* **Aim**: Extract each line where the string "личностей" shows up.

Excerpt from a dataset

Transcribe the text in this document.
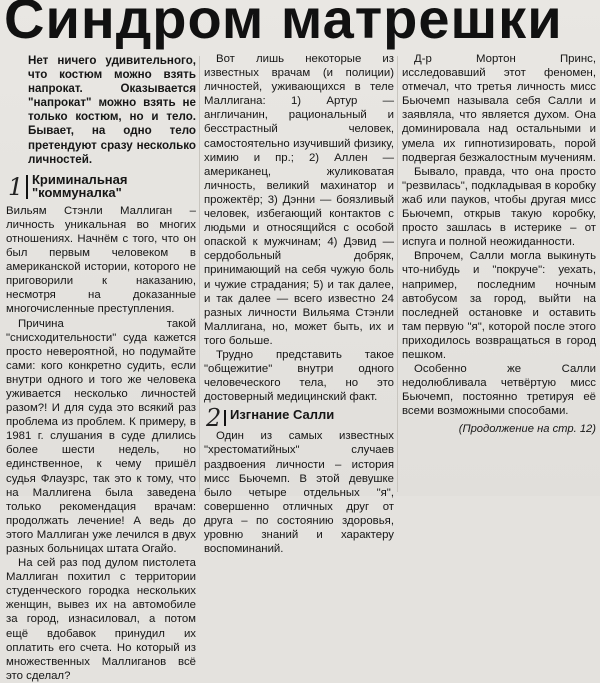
Синдром матрешки

Нет ничего удивительного, что костюм можно взять напрокат. Оказывается "напрокат" можно взять не только костюм, но и тело. Бывает, на одно тело претендуют сразу несколько личностей.

1 Криминальная "коммуналка"

Вильям Стэнли Маллиган – личность уникальная во многих отношениях. Начнём с того, что он был первым человеком в американской истории, которого не приговорили к наказанию, несмотря на доказанные многочисленные преступления.

Причина такой "снисходительности" суда кажется просто невероятной, но подумайте сами: кого конкретно судить, если внутри одного и того же человека уживается несколько личностей разом?! И для суда это всякий раз проблема из проблем. К примеру, в 1981 г. слушания в суде длились более шести недель, но единственное, к чему пришёл судья Флаузрс, так это к тому, что на Маллигена была заведена только рекомендация врачам: продолжать лечение! А ведь до этого Маллиган уже лечился в двух разных больницах штата Огайо.

На сей раз под дулом пистолета Маллиган похитил с территории студенческого городка нескольких женщин, вывез их на автомобиле за город, изнасиловал, а потом ещё вдобавок принудил их оплатить его счета. Но который из множественных Маллиганов всё это сделал?

Вот лишь некоторые из известных врачам (и полиции) личностей, уживающихся в теле Маллигана: 1) Артур — англичанин, рациональный и бесстрастный человек, самостоятельно изучивший физику, химию и пр.; 2) Аллен — американец, жуликоватая личность, великий махинатор и прожектёр; 3) Дэнни — боязливый человек, избегающий контактов с людьми и относящийся с особой опаской к мужчинам; 4) Дэвид — сердобольный добряк, принимающий на себя чужую боль и чужие страдания; 5) и так далее, и так далее — всего известно 24 разных личности Вильяма Стэнли Маллигана, но, может быть, их и того больше.

Трудно представить такое "общежитие" внутри одного человеческого тела, но это достоверный медицинский факт.

2 Изгнание Салли

Один из самых известных "хрестоматийных" случаев раздвоения личности – история мисс Бьючемп. В этой девушке было четыре отдельных "я", совершенно отличных друг от друга – по состоянию здоровья, уровню знаний и характеру воспоминаний.

Д-р Мортон Принс, исследовавший этот феномен, отмечал, что третья личность мисс Бьючемп называла себя Салли и заявляла, что является духом. Она доминировала над остальными и умела их гипнотизировать, порой подвергая безжалостным мучениям.

Бывало, правда, что она просто "резвилась", подкладывая в коробку жаб или пауков, чтобы другая мисс Бьючемп, открыв такую коробку, просто зашлась в истерике – от испуга и полной неожиданности.

Впрочем, Салли могла выкинуть что-нибудь и "покруче": уехать, например, последним ночным автобусом за город, выйти на последней остановке и оставить там первую "я", которой после этого приходилось возвращаться в город пешком.

Особенно же Салли недолюбливала четвёртую мисс Бьючемп, постоянно третируя её всеми возможными способами.

(Продолжение на стр. 12)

* **Finished task**:
Нет ничего удивительного, что костюм можно взять напрокат. Оказывается "напрокат" можно взять не только костюм, но и тело. Бывает, на одно тело претендуют сразу несколько личностей.
Причина такой "снисходительности" суда кажется просто невероятной, но подумайте сами: кого конкретно судить, если внутри одного и того же человека уживается несколько личностей разом?! И для суда это всякий раз проблема из проблем. К примеру, в 1981 г. слушания в суде длились более шести недель, но единственное, к чему пришёл судья Флаузрс, так это к тому, что на Маллигена была заведена только рекомендация врачам: продолжать лечение! А ведь до этого Маллиган уже лечился в двух разных больницах штата Огайо.
Вот лишь некоторые из известных врачам (и полиции) личностей, уживающихся в теле Маллигана: 1) Артур — англичанин, рациональный и бесстрастный человек, самостоятельно изучивший физику, химию и пр.; 2) Аллен — американец, жуликоватая личность, великий махинатор и прожектёр; 3) Дэнни — боязливый человек, избегающий контактов с людьми и относящийся с особой опаской к мужчинам; 4) Дэвид — сердобольный добряк, принимающий на себя чужую боль и чужие страдания; 5) и так далее, и так далее — всего известно 24 разных личности Вильяма Стэнли Маллигана, но, может быть, их и того больше.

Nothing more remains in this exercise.